### Aim of the exercise
Search the entries below. Return every line that has "JSON" in it.

### Exercise data
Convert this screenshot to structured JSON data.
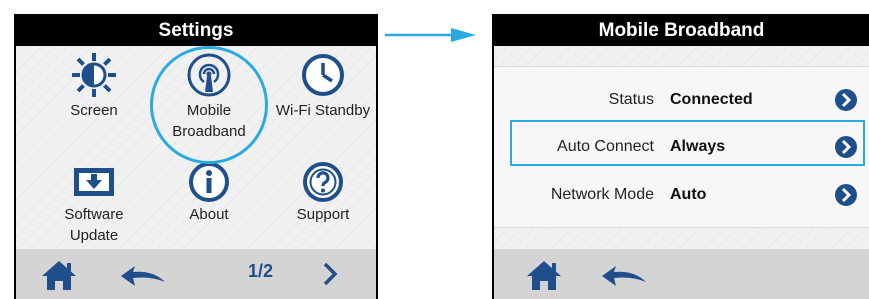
{
  "settings_screen": {
    "title": "Settings",
    "tiles": [
      {
        "icon": "brightness-icon",
        "label": "Screen"
      },
      {
        "icon": "mobile-broadband-icon",
        "label": "Mobile Broadband"
      },
      {
        "icon": "clock-icon",
        "label": "Wi-Fi Standby"
      },
      {
        "icon": "software-update-icon",
        "label": "Software Update"
      },
      {
        "icon": "info-icon",
        "label": "About"
      },
      {
        "icon": "question-icon",
        "label": "Support"
      }
    ],
    "footer": {
      "home_icon": "home-icon",
      "back_icon": "back-icon",
      "pager": "1/2",
      "next_icon": "chevron-right-icon"
    }
  },
  "broadband_screen": {
    "title": "Mobile Broadband",
    "rows": [
      {
        "label": "Status",
        "value": "Connected"
      },
      {
        "label": "Auto Connect",
        "value": "Always"
      },
      {
        "label": "Network Mode",
        "value": "Auto"
      }
    ],
    "footer": {
      "home_icon": "home-icon",
      "back_icon": "back-icon"
    }
  },
  "colors": {
    "highlight": "#29abe2",
    "icon_blue": "#1f4e8c",
    "title_bar": "#000000",
    "footer": "#d4d4d4"
  }
}
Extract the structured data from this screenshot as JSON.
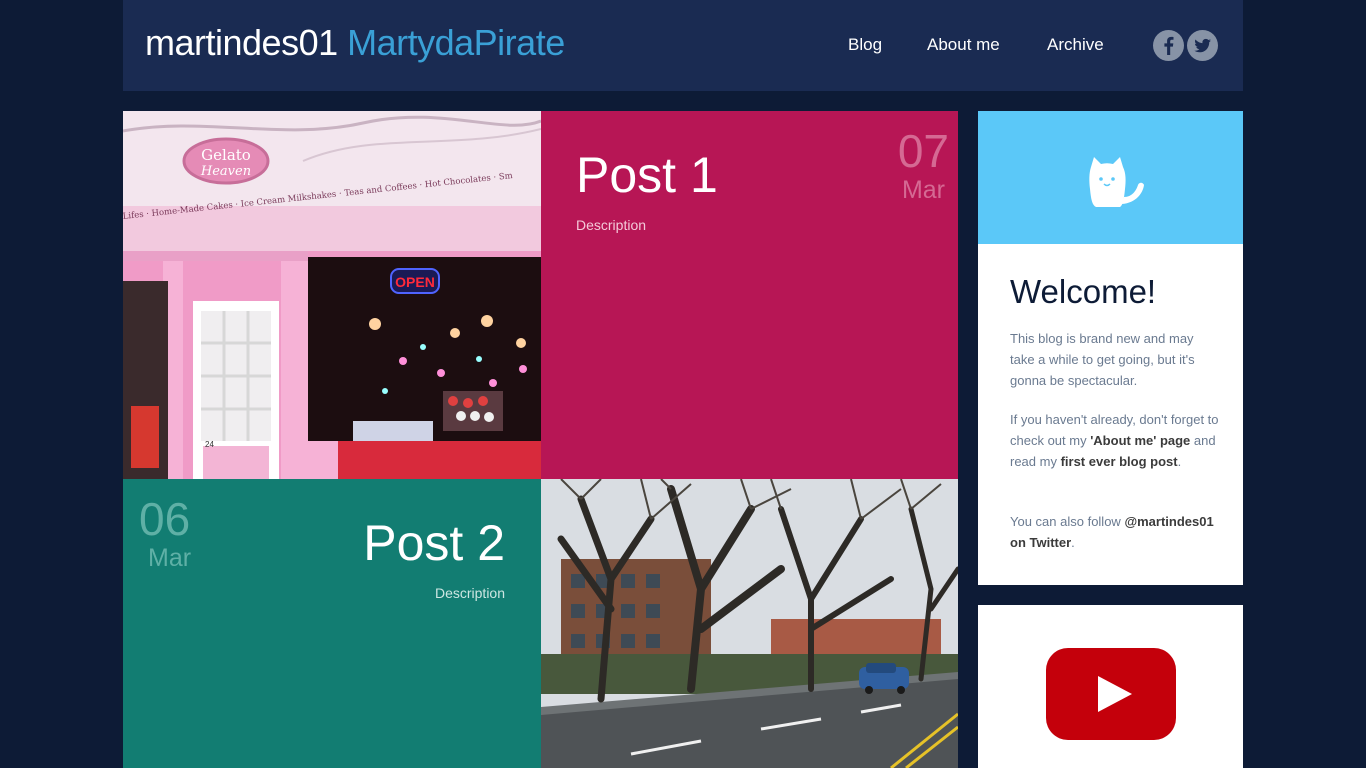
{
  "header": {
    "username": "martindes01",
    "alias": "MartydaPirate",
    "nav": [
      {
        "label": "Blog"
      },
      {
        "label": "About me"
      },
      {
        "label": "Archive"
      }
    ],
    "social": [
      {
        "icon": "facebook-icon"
      },
      {
        "icon": "twitter-icon"
      }
    ]
  },
  "posts": [
    {
      "title": "Post 1",
      "description": "Description",
      "day": "07",
      "month": "Mar",
      "color": "#b71655"
    },
    {
      "title": "Post 2",
      "description": "Description",
      "day": "06",
      "month": "Mar",
      "color": "#127d72"
    }
  ],
  "photos": [
    {
      "sign_name": "Gelato",
      "sign_name2": "Heaven",
      "sign_text": "Lifes · Home-Made Cakes · Ice Cream Milkshakes · Teas and Coffees · Hot Chocolates · Sm",
      "open_sign": "OPEN",
      "door_number": "24"
    },
    {}
  ],
  "sidebar": {
    "mascot_icon": "cat-icon",
    "accent": "#5bc8f8",
    "welcome": {
      "title": "Welcome!",
      "p1": "This blog is brand new and may take a while to get going, but it's gonna be spectacular.",
      "p2_pre": "If you haven't already, don't forget to check out my ",
      "p2_link1": "'About me' page",
      "p2_mid": " and read my ",
      "p2_link2": "first ever blog post",
      "p2_post": ".",
      "p3_pre": "You can also follow ",
      "p3_link": "@martindes01 on Twitter",
      "p3_post": "."
    },
    "video_icon": "youtube-icon"
  }
}
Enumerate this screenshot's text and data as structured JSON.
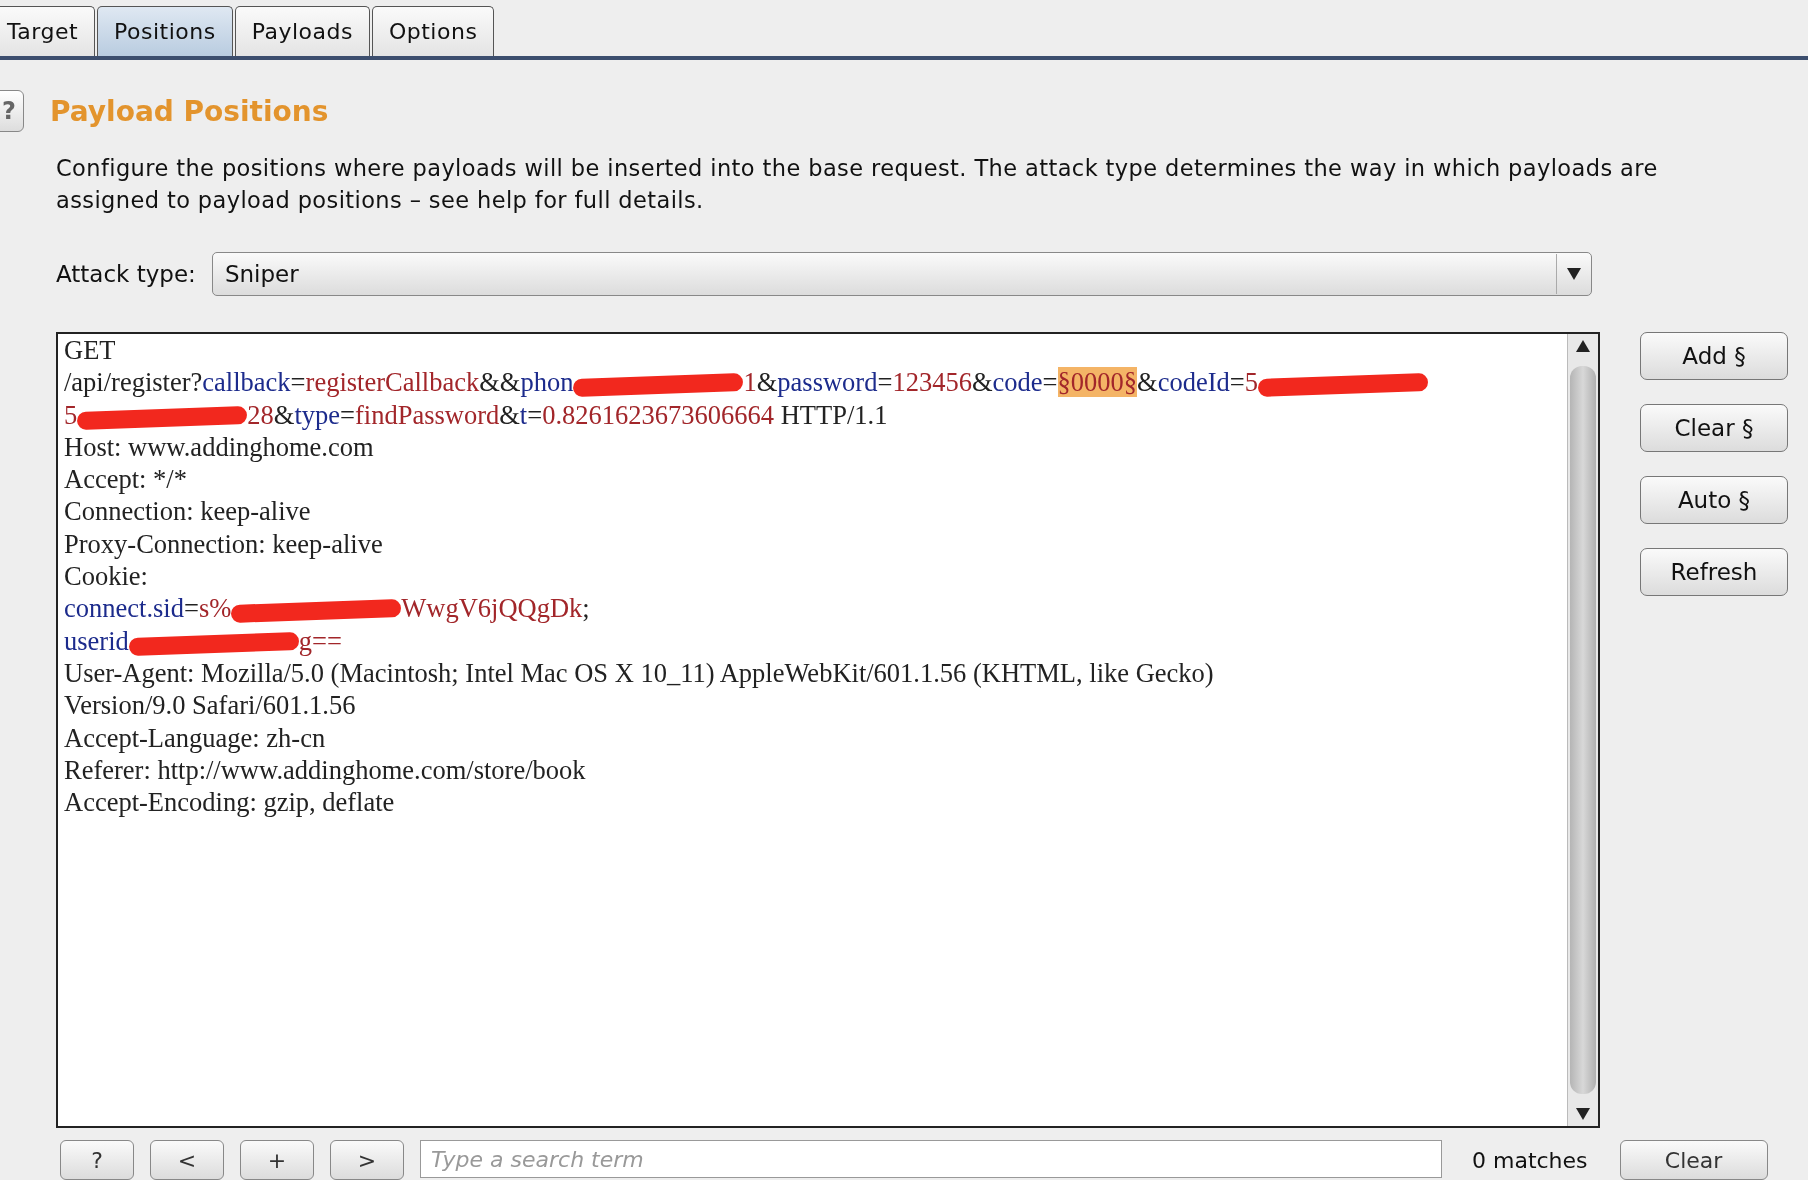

### Task response
Convert this screenshot to structured JSON data.
Extract the structured data from this screenshot as JSON.
Enumerate this screenshot's text and data as structured JSON.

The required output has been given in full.